▸ **Énoncé du problème**
Recopiez mot pour mot, dans le texte sur Pascal et l'origine du respect, tout ce qui va de « Figurons-nous donc que » jusqu'à « des roturiers, etc. ».

▸ **Passage du texte**

=======

Figurons-nous donc que nous les voyons commencer à se former. Il est sans doute qu’ils se battront jusqu'à ce que la plus forte partie opprime la plus faible, et qu’enfin il y ait un parti dominant. Mais quand cela est une fois déterminé, alors les maîtres, qui ne veulent pas que la guerre continue, ordonnent que la force qui est entre leurs mains succédera comme il leur plaît : les uns le remettent à l’élection des peuples, les autres à la succession des naissances, etc »
Dans la suite de ce même fragment 677, Pascal clarifie la deuxième origine, identifiée, elle, à des « cordes d’imagination » :
« Et c’est là où l’imagination commence à jouer son rôle. Jusque-là la pure force l’a fait. Ici c’est la force qui se tient par l’imagination en un certain parti, en France des gentilshommes, en Suisse des roturiers, etc.
Or ces cordes qui attachent donc le respect à tel et à tel en particulier sont des cordes d’imagination »
Certes, si la force est la cause première de la domination sociale, celle-ci, une fois mise en place, continue d’en faire un certain usage. Il ne s’agit plus alors de casser les résistances des rivaux mais de se perpétuer par la production de la soumission, d’où les « accompagnements » dont parle le texte suivant et sans lesquels l’imagination ne jouerait pas son rôle dans la genèse du respect :
“ La coutume de voir les rois accompagnés de gardes, de tambours, d’officiers et de toutes les choses qui ploient la machine vers le respect et la terreur font que leur visage, quand il est quelquefois seul et sans ses accompagnements, imprime dans leurs sujets le respect et la terreur parce qu’on ne sépare point dans la pensée leurs personnes d’avec leurs suites qu’on y voit d’ordinaire jointes » (fragment 23).
Ce respect d’imagination n’est pourtant pas sans rapport avec l’autre qu’on pourrait désigner du nom de respect de raison. Pascal va jusqu’à dire que c’est le second qui est la raison du premier :
« Les vrais chrétiens obéissent aux folies néanmoins, non pas qu’ils respectent les folies, mais l’ordre de Dieu qui pour la punition des hommes les a asservis à ces folies » (fragment 12)

=======

▸ **Extrait de données**
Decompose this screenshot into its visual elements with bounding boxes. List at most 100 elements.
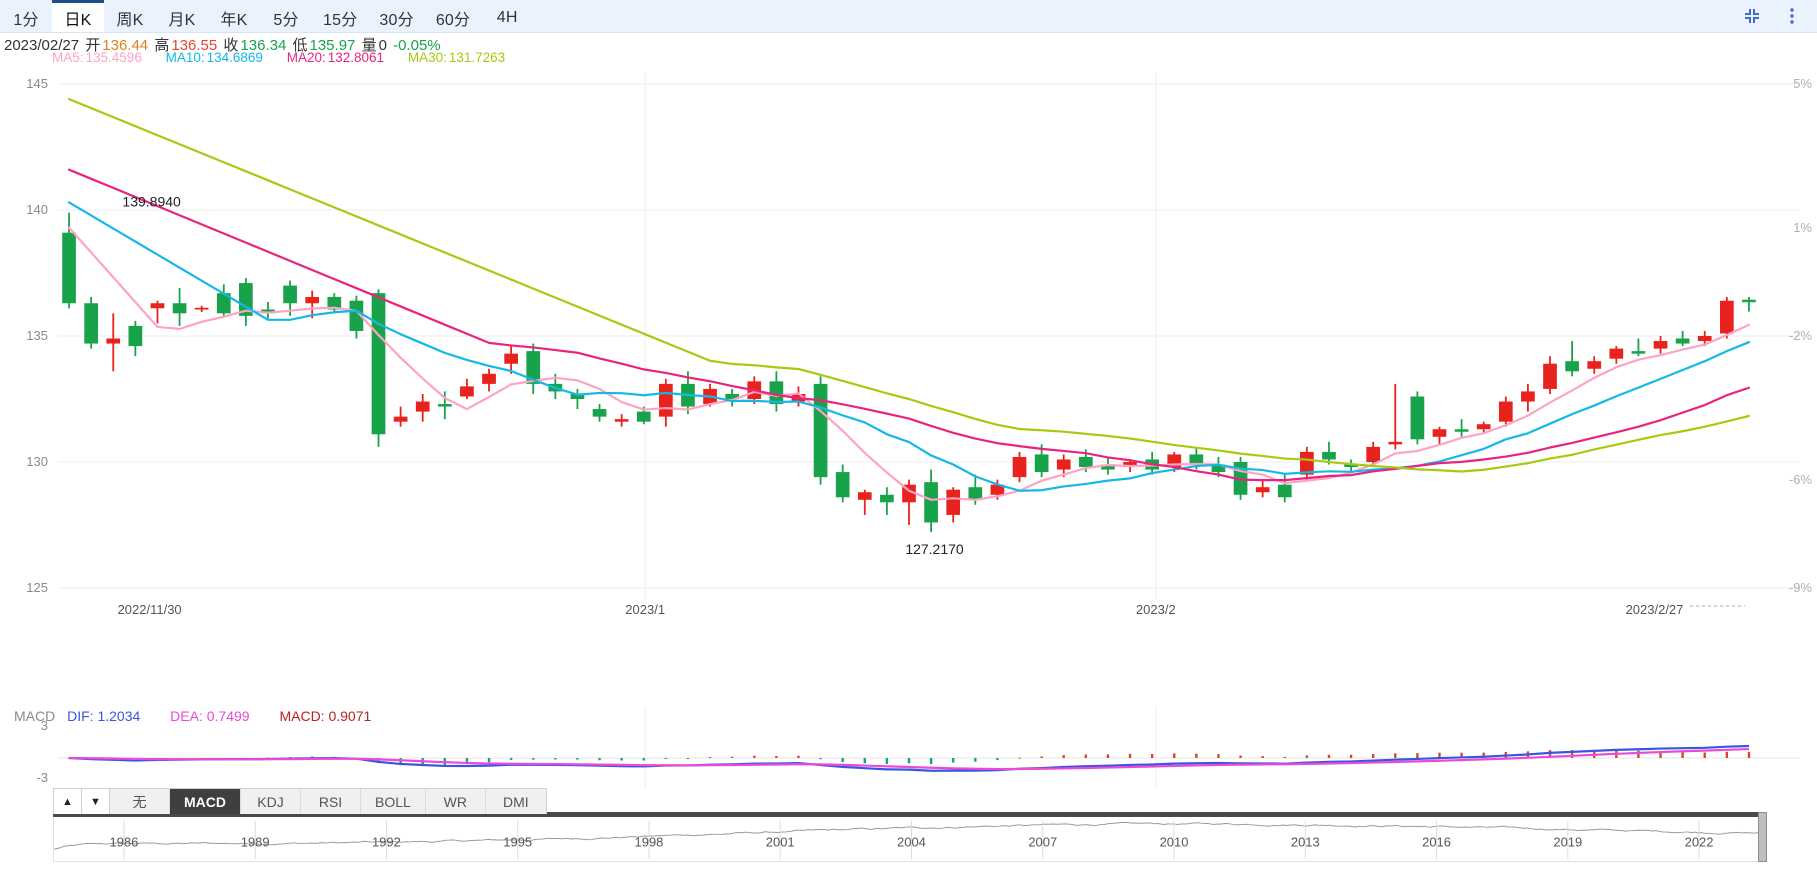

=======

▸ **Réponse correcte**
Figurons-nous donc que nous les voyons commencer à se former. Il est sans doute qu’ils se battront jusqu'à ce que la plus forte partie opprime la plus faible, et qu’enfin il y ait un parti dominant. Mais quand cela est une fois déterminé, alors les maîtres, qui ne veulent pas que la guerre continue, ordonnent que la force qui est entre leurs mains succédera comme il leur plaît : les uns le remettent à l’élection des peuples, les autres à la succession des naissances, etc »
Dans la suite de ce même fragment 677, Pascal clarifie la deuxième origine, identifiée, elle, à des « cordes d’imagination » :
« Et c’est là où l’imagination commence à jouer son rôle. Jusque-là la pure force l’a fait. Ici c’est la force qui se tient par l’imagination en un certain parti, en France des gentilshommes, en Suisse des roturiers, etc.